_Selected excerpt_.
----
When it comes to losing weight, putting on muscle, and eating well, most people want to know that they are healthy. You have probably encountered the body mass index (BMI) by now and most likely know where you stand. Have you ever been shocked by how you are classed?
While the BMI is useful for giving people a brief and limited snapshot of their health, it is not all-knowing or even entirely accurate. For that reason, many are asking if BMI is useful or if it should be overlooked for other alternatives.
Let’s have a look at BMI and answer the question of how useful body mass index truly is.
Looking At BMI
Your BMI, short for body mass index, is calculated by changing your weight to kilograms and dividing it by the square of your height in meters. Pounds and inches can also be used, but the equation changes. Optionally, you can input your information into a BMI calculator.
Although BMI cannot measure the amount of fat on your body, research has proven that BMI is about as accurate as skin-fold calipers and can be used in conjunction with other scientific methods, like densitometry, bioelectrical impedance, dual-energy x-ray absorptiometry (DXA), and more.
The body mass index is most often used for adults 20 years old and above. The standard BMI ranges are shown below:
- BMI below 18.5 – Underweight
- BMI between 18.5 and 24.9 – Normal/Healthy Weight
- BMI between 25.0 and 29.9 – Overweight
- BMI of 30.0 or Greater – Obese
- BMI of 40.0 or Greater – Morbidly Obese
How Can BMI Help?
It has been agreed upon by researchers that BMI is useful for about 90-95% of the population for measuring whether someone is obese or not. Since height and weight is a determinant for how fat is stored throughout the body, it makes sense that BMI could show who is at risk. However, some critics say that judging whether someone is overweight or obese based solely on their height and weight is a poor way of interpreting health risks.
BMI is indeed a useful screening tool, but other factors have to be kept in mind by health and medical professionals.
Does BMI Matter?
While the BMI is not a perfect measure of body fat by any means, those who are inactive or just beginning their fitness and wellness journey can use it to understand their risk for heart disease, diabetes, and similar diseases caused by obesity.
Unless you are an athlete or very muscular, BMI can be an excellent tool. That said, there are some reasons to use BMI solely as a guideline or baseline.
Reasons For BMI Discrepancies
Your BMI might be inaccurate for a couple of reasons. Let’s take a look at reasons for discrepancies:
- If you are very muscular, you will end up with a high BMI. Since muscle weighs more than fat, you will weigh more than someone with the same amount of fat. For example, football players are often overweight or even obese on the BMI chart, but they are simply muscular and very healthy.
- BMI does not consider age and metabolic changes. Ideally, BMI should shift with your age. Younger people tend to have more muscle naturally, while older individuals have more fat. This difference doesn’t mean that one group is less at risk of health problems than the other. It is not solely about height vs. weight.
----
_Input data_.
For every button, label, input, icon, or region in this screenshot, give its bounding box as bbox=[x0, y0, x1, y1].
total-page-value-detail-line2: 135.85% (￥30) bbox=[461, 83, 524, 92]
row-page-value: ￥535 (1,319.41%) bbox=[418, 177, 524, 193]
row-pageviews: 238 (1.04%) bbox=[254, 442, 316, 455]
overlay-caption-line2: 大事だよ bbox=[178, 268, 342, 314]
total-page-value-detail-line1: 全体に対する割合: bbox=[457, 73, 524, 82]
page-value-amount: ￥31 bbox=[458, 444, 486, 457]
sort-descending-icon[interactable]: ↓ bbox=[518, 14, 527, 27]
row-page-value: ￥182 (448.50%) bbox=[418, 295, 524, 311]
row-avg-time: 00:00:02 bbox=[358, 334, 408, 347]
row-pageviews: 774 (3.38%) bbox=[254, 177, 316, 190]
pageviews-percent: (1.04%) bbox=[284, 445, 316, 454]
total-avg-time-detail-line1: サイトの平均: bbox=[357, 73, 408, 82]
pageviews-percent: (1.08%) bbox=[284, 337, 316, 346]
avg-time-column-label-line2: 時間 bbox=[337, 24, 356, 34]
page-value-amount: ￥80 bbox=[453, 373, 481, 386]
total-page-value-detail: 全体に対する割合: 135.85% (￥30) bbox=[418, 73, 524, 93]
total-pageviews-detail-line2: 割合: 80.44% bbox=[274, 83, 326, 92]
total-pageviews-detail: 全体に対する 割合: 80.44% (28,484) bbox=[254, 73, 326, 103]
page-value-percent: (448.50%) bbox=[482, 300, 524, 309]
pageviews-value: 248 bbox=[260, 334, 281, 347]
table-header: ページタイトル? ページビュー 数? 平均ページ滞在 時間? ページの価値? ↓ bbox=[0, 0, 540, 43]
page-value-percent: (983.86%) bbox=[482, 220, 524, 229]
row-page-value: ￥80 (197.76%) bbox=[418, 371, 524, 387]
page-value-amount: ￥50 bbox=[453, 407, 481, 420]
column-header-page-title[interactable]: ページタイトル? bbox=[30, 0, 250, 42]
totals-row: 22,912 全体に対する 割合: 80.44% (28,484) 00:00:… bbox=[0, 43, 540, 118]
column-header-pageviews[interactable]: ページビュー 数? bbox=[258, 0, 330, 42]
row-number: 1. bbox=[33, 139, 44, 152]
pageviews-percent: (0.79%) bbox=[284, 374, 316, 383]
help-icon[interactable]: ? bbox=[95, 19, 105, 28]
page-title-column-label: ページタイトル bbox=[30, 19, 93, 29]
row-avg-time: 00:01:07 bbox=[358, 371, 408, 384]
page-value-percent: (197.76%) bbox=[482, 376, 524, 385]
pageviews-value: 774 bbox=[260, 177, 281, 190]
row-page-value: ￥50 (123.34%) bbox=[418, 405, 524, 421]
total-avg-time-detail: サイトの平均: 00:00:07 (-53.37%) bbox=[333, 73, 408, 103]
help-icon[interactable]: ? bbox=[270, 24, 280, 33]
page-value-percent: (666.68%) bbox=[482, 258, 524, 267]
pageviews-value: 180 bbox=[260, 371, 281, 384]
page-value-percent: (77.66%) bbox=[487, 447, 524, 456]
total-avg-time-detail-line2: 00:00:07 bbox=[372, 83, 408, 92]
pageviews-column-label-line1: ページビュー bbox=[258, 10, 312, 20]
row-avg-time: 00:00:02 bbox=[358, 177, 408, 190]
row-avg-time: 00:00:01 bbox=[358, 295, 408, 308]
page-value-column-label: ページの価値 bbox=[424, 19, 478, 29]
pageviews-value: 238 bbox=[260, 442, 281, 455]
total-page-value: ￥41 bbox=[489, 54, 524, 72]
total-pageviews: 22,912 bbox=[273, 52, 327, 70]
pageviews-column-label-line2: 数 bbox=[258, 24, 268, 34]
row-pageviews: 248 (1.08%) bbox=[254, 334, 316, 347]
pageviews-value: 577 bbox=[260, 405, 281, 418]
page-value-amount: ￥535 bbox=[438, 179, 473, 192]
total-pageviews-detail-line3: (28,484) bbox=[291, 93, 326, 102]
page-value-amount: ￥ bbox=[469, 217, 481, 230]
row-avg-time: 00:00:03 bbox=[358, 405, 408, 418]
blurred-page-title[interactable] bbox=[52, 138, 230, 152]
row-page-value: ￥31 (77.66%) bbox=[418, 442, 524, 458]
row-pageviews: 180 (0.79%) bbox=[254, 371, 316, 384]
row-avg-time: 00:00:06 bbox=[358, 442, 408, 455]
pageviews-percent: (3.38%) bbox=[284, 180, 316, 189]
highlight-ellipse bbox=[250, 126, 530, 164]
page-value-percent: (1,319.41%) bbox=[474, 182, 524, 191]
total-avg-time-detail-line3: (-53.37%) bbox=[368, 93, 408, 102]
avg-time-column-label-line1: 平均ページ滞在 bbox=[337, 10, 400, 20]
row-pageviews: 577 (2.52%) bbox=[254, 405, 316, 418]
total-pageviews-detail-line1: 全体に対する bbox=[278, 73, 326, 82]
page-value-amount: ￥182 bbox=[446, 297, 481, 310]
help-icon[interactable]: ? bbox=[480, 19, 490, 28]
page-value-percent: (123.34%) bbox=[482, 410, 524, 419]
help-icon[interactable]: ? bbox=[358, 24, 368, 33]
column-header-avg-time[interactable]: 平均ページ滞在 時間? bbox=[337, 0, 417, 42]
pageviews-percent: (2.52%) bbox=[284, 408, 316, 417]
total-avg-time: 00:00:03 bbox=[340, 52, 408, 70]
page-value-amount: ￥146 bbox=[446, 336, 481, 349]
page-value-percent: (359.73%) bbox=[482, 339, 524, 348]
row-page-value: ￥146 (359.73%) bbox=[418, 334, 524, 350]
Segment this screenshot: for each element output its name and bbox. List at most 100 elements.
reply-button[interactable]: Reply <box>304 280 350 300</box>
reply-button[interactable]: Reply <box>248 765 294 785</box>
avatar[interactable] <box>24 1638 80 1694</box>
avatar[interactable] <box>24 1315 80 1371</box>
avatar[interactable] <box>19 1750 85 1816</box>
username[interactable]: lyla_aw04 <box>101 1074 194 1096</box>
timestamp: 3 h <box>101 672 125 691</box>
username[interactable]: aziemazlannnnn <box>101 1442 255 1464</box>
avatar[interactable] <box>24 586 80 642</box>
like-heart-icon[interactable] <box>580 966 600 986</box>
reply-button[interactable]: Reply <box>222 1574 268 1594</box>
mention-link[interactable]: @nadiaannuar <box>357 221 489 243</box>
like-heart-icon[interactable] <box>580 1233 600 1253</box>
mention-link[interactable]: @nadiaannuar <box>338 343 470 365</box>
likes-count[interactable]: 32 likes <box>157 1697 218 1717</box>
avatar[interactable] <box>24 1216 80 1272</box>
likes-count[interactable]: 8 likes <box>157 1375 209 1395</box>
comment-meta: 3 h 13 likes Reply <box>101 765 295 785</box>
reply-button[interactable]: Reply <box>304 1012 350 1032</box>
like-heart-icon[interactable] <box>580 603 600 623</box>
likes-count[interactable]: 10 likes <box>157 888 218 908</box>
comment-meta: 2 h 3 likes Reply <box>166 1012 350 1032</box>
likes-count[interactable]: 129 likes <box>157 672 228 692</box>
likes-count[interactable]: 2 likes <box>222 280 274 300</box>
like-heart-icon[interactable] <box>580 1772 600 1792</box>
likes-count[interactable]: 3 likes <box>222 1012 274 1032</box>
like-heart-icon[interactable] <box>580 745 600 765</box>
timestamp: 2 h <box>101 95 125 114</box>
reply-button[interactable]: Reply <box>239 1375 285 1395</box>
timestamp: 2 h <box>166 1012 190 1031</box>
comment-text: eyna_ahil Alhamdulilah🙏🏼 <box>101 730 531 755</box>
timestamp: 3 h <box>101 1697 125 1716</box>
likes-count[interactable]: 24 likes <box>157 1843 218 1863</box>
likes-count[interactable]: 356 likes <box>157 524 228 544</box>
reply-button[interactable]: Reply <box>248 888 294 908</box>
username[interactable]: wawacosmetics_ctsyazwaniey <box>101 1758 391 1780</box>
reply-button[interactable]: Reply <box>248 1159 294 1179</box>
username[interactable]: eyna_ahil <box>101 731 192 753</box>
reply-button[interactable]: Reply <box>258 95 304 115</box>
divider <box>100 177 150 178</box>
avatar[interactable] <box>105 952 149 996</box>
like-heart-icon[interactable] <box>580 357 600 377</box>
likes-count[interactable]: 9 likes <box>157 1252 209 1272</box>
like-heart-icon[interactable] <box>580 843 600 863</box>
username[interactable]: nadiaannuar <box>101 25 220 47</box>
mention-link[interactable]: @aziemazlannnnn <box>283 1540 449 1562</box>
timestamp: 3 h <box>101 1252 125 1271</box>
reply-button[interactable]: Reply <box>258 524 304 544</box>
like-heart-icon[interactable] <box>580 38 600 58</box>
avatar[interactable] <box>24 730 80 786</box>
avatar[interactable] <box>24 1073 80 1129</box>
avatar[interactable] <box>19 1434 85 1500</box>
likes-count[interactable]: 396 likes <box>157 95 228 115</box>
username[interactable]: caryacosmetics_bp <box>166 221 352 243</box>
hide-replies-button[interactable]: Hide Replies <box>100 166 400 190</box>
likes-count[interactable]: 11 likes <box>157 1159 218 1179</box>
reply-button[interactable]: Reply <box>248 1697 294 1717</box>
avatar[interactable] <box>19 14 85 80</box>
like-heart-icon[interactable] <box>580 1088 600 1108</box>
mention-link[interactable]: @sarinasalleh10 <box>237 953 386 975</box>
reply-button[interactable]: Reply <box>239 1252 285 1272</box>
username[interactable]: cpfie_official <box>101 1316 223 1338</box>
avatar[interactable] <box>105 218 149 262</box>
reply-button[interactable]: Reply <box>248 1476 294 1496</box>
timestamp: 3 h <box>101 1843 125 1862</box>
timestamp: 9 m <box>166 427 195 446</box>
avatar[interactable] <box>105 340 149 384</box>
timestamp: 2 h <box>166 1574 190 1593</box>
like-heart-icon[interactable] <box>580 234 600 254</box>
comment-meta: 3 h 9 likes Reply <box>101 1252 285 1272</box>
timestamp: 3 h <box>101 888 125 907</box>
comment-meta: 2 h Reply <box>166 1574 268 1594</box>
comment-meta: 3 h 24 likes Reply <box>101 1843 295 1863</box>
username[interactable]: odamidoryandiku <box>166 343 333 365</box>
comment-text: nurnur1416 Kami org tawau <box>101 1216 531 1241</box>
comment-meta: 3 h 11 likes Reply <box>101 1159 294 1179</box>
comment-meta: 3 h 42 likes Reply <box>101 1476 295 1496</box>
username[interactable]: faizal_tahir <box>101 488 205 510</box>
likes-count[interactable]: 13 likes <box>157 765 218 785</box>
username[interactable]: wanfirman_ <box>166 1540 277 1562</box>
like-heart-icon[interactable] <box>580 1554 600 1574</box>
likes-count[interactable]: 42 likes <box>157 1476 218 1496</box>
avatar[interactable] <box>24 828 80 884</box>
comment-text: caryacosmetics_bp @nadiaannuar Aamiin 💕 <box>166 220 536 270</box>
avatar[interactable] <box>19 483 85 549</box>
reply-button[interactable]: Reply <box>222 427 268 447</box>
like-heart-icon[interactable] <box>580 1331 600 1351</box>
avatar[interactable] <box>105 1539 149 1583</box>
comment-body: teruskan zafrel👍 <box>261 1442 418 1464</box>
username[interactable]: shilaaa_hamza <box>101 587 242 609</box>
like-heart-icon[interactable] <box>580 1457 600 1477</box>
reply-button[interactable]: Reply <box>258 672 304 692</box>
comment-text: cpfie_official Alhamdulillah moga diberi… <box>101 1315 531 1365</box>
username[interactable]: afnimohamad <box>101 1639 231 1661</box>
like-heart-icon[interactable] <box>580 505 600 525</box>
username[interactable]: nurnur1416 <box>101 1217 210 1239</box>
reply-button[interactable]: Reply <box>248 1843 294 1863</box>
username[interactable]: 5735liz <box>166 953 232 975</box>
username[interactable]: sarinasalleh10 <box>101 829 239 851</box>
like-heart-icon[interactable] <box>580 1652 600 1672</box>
----
_Work task A_.
According to the article on BMI, which group is the body mass index most often used for?
_Work task B_.
Rewrite the article on BMI from "Although BMI cannot" to "Can BMI Help?", renaming "Overweight" as "Pre-Obese".
The records aren't needed for anything here.

_Task response A_.
Adults 20 years old and above.

_Task response B_.
Although BMI cannot measure the amount of fat on your body, research has proven that BMI is about as accurate as skin-fold calipers and can be used in conjunction with other scientific methods, like densitometry, bioelectrical impedance, dual-energy x-ray absorptiometry (DXA), and more.
The body mass index is most often used for adults 20 years old and above. The standard BMI ranges are shown below:
- BMI below 18.5 – Underweight
- BMI between 18.5 and 24.9 – Normal/Healthy Weight
- BMI between 25.0 and 29.9 – Pre-Obese
- BMI of 30.0 or Greater – Obese
- BMI of 40.0 or Greater – Morbidly Obese
How Can BMI Help?